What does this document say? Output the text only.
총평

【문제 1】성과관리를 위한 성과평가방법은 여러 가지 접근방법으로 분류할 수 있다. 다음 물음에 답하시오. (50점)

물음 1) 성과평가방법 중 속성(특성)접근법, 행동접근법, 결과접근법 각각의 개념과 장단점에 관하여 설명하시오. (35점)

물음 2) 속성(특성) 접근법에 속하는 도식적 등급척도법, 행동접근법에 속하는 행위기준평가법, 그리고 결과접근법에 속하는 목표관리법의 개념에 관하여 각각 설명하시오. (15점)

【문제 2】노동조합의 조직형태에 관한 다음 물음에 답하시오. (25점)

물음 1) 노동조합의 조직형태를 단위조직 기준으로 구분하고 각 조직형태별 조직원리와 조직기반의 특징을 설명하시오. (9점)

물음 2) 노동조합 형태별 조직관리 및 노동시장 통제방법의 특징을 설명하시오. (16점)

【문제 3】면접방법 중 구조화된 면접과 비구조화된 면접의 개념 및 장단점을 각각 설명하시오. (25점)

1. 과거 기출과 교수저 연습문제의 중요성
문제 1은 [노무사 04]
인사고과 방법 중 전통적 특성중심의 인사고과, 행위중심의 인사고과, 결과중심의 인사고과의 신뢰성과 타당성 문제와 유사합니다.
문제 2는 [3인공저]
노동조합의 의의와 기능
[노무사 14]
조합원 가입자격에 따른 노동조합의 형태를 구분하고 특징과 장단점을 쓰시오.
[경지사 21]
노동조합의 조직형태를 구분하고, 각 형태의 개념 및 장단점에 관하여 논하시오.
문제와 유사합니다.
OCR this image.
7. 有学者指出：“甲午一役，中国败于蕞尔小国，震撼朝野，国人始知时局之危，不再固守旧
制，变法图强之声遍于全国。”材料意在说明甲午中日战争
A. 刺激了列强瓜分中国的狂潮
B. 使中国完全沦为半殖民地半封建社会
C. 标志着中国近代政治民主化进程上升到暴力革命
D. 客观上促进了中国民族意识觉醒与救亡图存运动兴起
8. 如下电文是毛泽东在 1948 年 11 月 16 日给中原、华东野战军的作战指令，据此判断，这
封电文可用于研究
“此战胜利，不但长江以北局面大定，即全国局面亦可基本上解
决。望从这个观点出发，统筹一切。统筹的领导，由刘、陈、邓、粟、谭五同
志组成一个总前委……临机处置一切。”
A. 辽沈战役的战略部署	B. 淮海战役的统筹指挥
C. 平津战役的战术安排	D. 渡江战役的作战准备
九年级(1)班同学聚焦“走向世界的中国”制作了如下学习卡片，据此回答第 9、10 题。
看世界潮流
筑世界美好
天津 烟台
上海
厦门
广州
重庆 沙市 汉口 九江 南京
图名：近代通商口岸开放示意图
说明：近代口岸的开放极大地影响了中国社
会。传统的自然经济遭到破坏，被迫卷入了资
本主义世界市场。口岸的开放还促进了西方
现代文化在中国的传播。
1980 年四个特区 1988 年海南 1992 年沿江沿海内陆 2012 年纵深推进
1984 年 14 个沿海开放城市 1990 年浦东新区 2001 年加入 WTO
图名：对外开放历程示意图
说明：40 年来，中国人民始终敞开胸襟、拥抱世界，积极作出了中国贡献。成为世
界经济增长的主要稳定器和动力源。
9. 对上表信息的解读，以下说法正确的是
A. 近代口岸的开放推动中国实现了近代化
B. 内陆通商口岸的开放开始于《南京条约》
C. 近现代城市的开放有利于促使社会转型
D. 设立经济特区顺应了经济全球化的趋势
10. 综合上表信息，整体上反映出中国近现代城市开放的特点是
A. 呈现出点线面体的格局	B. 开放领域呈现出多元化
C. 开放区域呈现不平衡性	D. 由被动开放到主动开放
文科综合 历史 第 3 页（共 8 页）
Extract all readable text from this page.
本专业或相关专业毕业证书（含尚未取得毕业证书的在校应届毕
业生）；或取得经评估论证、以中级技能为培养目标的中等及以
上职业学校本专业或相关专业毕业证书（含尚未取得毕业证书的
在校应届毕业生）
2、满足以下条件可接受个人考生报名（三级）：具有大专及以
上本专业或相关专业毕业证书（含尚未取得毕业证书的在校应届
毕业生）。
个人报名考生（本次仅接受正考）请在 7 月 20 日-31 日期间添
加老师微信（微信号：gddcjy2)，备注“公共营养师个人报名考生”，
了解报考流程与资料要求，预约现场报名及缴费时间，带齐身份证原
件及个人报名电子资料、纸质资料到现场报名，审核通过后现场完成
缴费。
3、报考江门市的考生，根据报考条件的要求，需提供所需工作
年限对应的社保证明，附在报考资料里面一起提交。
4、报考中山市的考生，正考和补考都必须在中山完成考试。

===

▶ Problem requirements: Find how many lines of the entries contain "유사합니다". Respond with the number only.

▶ Solution to this exercise: 2